Shareholder inquiries should be made by writing directly to the Fund or by
calling 800-821-5129. In addition, you can make inquiries through Lord Abbett.
TABLE OF CONTENTS PAGE
1. Investment Objective and Policies 2
2. Directors and Officers 4
3. Investment Advisory and Other Services 7
4. Portfolio Transactions 8
5. Purchases, Redemptions
and Shareholder Services 9
6. Past Performance 17
7. Taxes 18
8. Information About The Fund 19
9. Financial Statements 19
<PAGE>
1.
INVESTMENT OBJECTIVE AND POLICIES
FUNDAMENTAL INVESTMENT RESTRICTIONS. The Fund's investment objective and
policies are described in the Prospectus under "How We Invest." In addition to
those policies described in the Prospectus, the Fund is subject to the following
fundamental investment restrictions which cannot be changed for the Fund without
the approval of the holders of a majority of the Fund's respective shares. The
Fund may not: (1) borrow money ,except that (i) the Fund may borrow from banks
(as defined in the Act) in amounts up to 33 1/3% of its total assets (including
the amount borrowed), (ii) the Fund may borrow up to an additional 5% of its
total assets for temporary purposes, (iii) the Fund may obtain such short-term
credit as may be necessary for the clearance of purchases and sales of portfolio
securities and (iv) the Fund may purchase securities on margin to the extent
permitted by applicable law; (2) pledge its assets (other than to secure such
borrowings, or to the extent permitted by the Fund's investment policies as
permitted by applicable law); (3) engage in the underwriting of securities,
except pursuant to a merger or acquisition or to the extent that, in connection
with the disposition of its portfolio securities it may be deemed to be an
underwriter under federal securities laws; (4) make loans to other persons,
except that the acquisition of bonds, debentures or other corporate debt
securities and investment in government obligations, commercial paper,
pass-through instruments, certificates of deposit, bankers acceptances,
repurchase agreements or any similar instruments shall not be subject to this
limitation, and except further that the Fund may lend its portfolio securities,
provided that the lending of portfolio securities may be made only in accordance
with applicable law ; (5) buy or sell real estate (except that the Fund may
invest in securities directly or indirectly secured by real estate or interests
therein or issued by companies which invest in real estate or interests therein)

■ ■ ■ ■ ■

Decide whether each statement agrees with the Fund document, answering yes or no and quoting the words that settle it. (a) The Fund may borrow from banks up to one third of its total assets. (b) The Fund's directors alone can change its fundamental investment restrictions. (c) The section on taxes begins on page 20. Use only the Fund document to respond.

### LISTED ENTRIES
■ ■ ■ ■ ■

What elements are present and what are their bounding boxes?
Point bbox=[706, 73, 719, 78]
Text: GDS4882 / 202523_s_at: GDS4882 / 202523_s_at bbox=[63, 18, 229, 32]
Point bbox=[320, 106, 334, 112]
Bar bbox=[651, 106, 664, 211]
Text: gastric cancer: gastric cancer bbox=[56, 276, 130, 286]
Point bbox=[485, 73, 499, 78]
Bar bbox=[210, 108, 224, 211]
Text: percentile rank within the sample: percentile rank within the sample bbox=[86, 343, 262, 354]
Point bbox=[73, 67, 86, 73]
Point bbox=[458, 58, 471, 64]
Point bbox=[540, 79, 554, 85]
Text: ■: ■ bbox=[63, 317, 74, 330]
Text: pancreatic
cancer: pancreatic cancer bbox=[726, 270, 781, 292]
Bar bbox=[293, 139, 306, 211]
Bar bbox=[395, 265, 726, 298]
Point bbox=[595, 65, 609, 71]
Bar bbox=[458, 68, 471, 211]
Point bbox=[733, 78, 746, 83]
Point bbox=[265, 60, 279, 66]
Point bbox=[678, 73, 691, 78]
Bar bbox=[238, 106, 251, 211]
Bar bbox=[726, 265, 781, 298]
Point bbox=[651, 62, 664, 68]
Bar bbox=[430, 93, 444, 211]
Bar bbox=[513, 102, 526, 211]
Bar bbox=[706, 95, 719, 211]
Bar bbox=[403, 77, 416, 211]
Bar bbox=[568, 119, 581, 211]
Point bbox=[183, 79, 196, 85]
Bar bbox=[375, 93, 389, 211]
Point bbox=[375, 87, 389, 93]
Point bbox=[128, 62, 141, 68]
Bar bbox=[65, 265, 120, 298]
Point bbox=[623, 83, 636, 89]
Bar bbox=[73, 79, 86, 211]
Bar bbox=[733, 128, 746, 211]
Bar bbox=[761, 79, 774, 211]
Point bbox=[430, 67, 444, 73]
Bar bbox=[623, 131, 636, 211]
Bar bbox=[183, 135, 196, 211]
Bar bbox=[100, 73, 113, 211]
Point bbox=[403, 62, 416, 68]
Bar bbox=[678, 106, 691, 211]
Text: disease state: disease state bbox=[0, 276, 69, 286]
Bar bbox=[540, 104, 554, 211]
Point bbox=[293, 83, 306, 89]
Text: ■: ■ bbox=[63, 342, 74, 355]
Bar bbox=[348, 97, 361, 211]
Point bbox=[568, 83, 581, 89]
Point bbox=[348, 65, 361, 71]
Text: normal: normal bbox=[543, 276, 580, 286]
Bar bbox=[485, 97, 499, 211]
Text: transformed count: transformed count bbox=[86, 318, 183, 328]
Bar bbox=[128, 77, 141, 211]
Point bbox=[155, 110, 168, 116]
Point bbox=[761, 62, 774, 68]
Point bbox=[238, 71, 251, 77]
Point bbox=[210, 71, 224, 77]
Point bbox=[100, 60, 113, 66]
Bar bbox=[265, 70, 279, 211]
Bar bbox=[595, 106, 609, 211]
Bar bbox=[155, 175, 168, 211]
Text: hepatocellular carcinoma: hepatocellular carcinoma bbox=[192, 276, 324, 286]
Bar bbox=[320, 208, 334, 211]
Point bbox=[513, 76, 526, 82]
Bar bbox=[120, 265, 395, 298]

■ ■ ■ ■ ■

### EXPECTED OUTPUT
(a) Yes: "the Fund may borrow from banks (as defined in the Act) in amounts up to 33 1/3% of its total assets (including the amount borrowed)"
(b) No: "cannot be changed for the Fund without the approval of the holders of a majority of the Fund's respective shares"
(c) No: "7. Taxes 18"